WORK TO DO = Provide the records once more, identical to the original.

DATA TO USE =

++++++++

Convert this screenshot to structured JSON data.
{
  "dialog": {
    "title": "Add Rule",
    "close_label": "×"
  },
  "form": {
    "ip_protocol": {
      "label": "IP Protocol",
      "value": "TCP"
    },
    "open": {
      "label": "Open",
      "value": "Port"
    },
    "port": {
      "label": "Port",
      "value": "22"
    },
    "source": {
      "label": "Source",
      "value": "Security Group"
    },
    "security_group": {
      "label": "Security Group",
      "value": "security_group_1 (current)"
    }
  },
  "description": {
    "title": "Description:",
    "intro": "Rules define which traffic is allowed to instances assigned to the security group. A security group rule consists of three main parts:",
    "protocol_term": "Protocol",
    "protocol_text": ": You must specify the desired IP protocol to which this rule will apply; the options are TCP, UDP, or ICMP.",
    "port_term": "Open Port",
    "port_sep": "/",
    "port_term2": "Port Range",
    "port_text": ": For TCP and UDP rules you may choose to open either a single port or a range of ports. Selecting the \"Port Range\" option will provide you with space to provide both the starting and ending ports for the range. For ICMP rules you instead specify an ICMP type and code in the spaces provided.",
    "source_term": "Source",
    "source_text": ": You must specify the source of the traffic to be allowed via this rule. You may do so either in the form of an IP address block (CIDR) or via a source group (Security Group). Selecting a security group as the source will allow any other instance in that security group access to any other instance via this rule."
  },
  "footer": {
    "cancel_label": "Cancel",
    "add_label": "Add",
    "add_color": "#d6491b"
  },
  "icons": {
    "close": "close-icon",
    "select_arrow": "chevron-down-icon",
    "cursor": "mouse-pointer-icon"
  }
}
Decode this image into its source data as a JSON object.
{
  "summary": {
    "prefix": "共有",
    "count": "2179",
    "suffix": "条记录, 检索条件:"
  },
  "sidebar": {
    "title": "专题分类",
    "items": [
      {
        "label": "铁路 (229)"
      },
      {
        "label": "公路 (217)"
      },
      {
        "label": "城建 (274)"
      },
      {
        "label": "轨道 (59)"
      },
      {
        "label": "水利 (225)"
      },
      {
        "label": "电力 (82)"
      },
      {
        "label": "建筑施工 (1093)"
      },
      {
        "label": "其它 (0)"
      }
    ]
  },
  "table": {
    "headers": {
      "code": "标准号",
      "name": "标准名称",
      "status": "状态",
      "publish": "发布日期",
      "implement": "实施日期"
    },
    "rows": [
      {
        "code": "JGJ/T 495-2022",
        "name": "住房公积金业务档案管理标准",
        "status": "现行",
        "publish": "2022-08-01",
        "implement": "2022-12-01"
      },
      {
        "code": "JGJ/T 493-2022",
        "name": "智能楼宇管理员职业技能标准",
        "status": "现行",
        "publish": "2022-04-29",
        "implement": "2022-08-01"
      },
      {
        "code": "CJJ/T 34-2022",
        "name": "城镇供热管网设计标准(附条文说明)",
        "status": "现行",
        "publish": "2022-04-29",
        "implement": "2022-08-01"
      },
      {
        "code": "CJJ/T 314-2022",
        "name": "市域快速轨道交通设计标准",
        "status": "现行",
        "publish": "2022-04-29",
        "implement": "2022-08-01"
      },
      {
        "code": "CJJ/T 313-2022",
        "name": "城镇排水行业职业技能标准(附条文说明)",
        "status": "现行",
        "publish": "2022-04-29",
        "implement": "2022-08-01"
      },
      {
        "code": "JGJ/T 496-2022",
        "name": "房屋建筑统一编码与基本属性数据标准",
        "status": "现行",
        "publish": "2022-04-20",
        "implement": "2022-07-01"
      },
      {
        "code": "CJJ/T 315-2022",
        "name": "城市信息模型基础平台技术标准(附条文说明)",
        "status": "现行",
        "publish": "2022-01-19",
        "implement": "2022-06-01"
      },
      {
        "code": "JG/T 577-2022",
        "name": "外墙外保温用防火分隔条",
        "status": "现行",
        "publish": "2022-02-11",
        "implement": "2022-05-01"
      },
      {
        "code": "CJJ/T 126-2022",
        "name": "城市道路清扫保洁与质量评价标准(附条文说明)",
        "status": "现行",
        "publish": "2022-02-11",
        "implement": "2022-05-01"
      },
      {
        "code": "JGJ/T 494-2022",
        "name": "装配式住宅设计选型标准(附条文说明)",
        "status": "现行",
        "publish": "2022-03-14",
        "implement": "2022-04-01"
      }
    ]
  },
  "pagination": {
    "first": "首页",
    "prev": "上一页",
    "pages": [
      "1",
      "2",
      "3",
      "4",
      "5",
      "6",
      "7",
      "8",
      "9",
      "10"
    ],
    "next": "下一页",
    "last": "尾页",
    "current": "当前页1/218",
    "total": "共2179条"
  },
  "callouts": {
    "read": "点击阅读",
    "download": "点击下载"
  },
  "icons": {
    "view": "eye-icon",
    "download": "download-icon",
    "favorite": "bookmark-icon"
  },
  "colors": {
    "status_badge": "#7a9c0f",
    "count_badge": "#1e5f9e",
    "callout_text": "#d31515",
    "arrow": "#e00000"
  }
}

++++++++

COMPLETE RESPONSE =
Convert this screenshot to structured JSON data.
{
  "dialog": {
    "title": "Add Rule",
    "close_label": "×"
  },
  "form": {
    "ip_protocol": {
      "label": "IP Protocol",
      "value": "TCP"
    },
    "open": {
      "label": "Open",
      "value": "Port"
    },
    "port": {
      "label": "Port",
      "value": "22"
    },
    "source": {
      "label": "Source",
      "value": "Security Group"
    },
    "security_group": {
      "label": "Security Group",
      "value": "security_group_1 (current)"
    }
  },
  "description": {
    "title": "Description:",
    "intro": "Rules define which traffic is allowed to instances assigned to the security group. A security group rule consists of three main parts:",
    "protocol_term": "Protocol",
    "protocol_text": ": You must specify the desired IP protocol to which this rule will apply; the options are TCP, UDP, or ICMP.",
    "port_term": "Open Port",
    "port_sep": "/",
    "port_term2": "Port Range",
    "port_text": ": For TCP and UDP rules you may choose to open either a single port or a range of ports. Selecting the \"Port Range\" option will provide you with space to provide both the starting and ending ports for the range. For ICMP rules you instead specify an ICMP type and code in the spaces provided.",
    "source_term": "Source",
    "source_text": ": You must specify the source of the traffic to be allowed via this rule. You may do so either in the form of an IP address block (CIDR) or via a source group (Security Group). Selecting a security group as the source will allow any other instance in that security group access to any other instance via this rule."
  },
  "footer": {
    "cancel_label": "Cancel",
    "add_label": "Add",
    "add_color": "#d6491b"
  },
  "icons": {
    "close": "close-icon",
    "select_arrow": "chevron-down-icon",
    "cursor": "mouse-pointer-icon"
  }
}
Decode this image into its source data as a JSON object.
{
  "summary": {
    "prefix": "共有",
    "count": "2179",
    "suffix": "条记录, 检索条件:"
  },
  "sidebar": {
    "title": "专题分类",
    "items": [
      {
        "label": "铁路 (229)"
      },
      {
        "label": "公路 (217)"
      },
      {
        "label": "城建 (274)"
      },
      {
        "label": "轨道 (59)"
      },
      {
        "label": "水利 (225)"
      },
      {
        "label": "电力 (82)"
      },
      {
        "label": "建筑施工 (1093)"
      },
      {
        "label": "其它 (0)"
      }
    ]
  },
  "table": {
    "headers": {
      "code": "标准号",
      "name": "标准名称",
      "status": "状态",
      "publish": "发布日期",
      "implement": "实施日期"
    },
    "rows": [
      {
        "code": "JGJ/T 495-2022",
        "name": "住房公积金业务档案管理标准",
        "status": "现行",
        "publish": "2022-08-01",
        "implement": "2022-12-01"
      },
      {
        "code": "JGJ/T 493-2022",
        "name": "智能楼宇管理员职业技能标准",
        "status": "现行",
        "publish": "2022-04-29",
        "implement": "2022-08-01"
      },
      {
        "code": "CJJ/T 34-2022",
        "name": "城镇供热管网设计标准(附条文说明)",
        "status": "现行",
        "publish": "2022-04-29",
        "implement": "2022-08-01"
      },
      {
        "code": "CJJ/T 314-2022",
        "name": "市域快速轨道交通设计标准",
        "status": "现行",
        "publish": "2022-04-29",
        "implement": "2022-08-01"
      },
      {
        "code": "CJJ/T 313-2022",
        "name": "城镇排水行业职业技能标准(附条文说明)",
        "status": "现行",
        "publish": "2022-04-29",
        "implement": "2022-08-01"
      },
      {
        "code": "JGJ/T 496-2022",
        "name": "房屋建筑统一编码与基本属性数据标准",
        "status": "现行",
        "publish": "2022-04-20",
        "implement": "2022-07-01"
      },
      {
        "code": "CJJ/T 315-2022",
        "name": "城市信息模型基础平台技术标准(附条文说明)",
        "status": "现行",
        "publish": "2022-01-19",
        "implement": "2022-06-01"
      },
      {
        "code": "JG/T 577-2022",
        "name": "外墙外保温用防火分隔条",
        "status": "现行",
        "publish": "2022-02-11",
        "implement": "2022-05-01"
      },
      {
        "code": "CJJ/T 126-2022",
        "name": "城市道路清扫保洁与质量评价标准(附条文说明)",
        "status": "现行",
        "publish": "2022-02-11",
        "implement": "2022-05-01"
      },
      {
        "code": "JGJ/T 494-2022",
        "name": "装配式住宅设计选型标准(附条文说明)",
        "status": "现行",
        "publish": "2022-03-14",
        "implement": "2022-04-01"
      }
    ]
  },
  "pagination": {
    "first": "首页",
    "prev": "上一页",
    "pages": [
      "1",
      "2",
      "3",
      "4",
      "5",
      "6",
      "7",
      "8",
      "9",
      "10"
    ],
    "next": "下一页",
    "last": "尾页",
    "current": "当前页1/218",
    "total": "共2179条"
  },
  "callouts": {
    "read": "点击阅读",
    "download": "点击下载"
  },
  "icons": {
    "view": "eye-icon",
    "download": "download-icon",
    "favorite": "bookmark-icon"
  },
  "colors": {
    "status_badge": "#7a9c0f",
    "count_badge": "#1e5f9e",
    "callout_text": "#d31515",
    "arrow": "#e00000"
  }
}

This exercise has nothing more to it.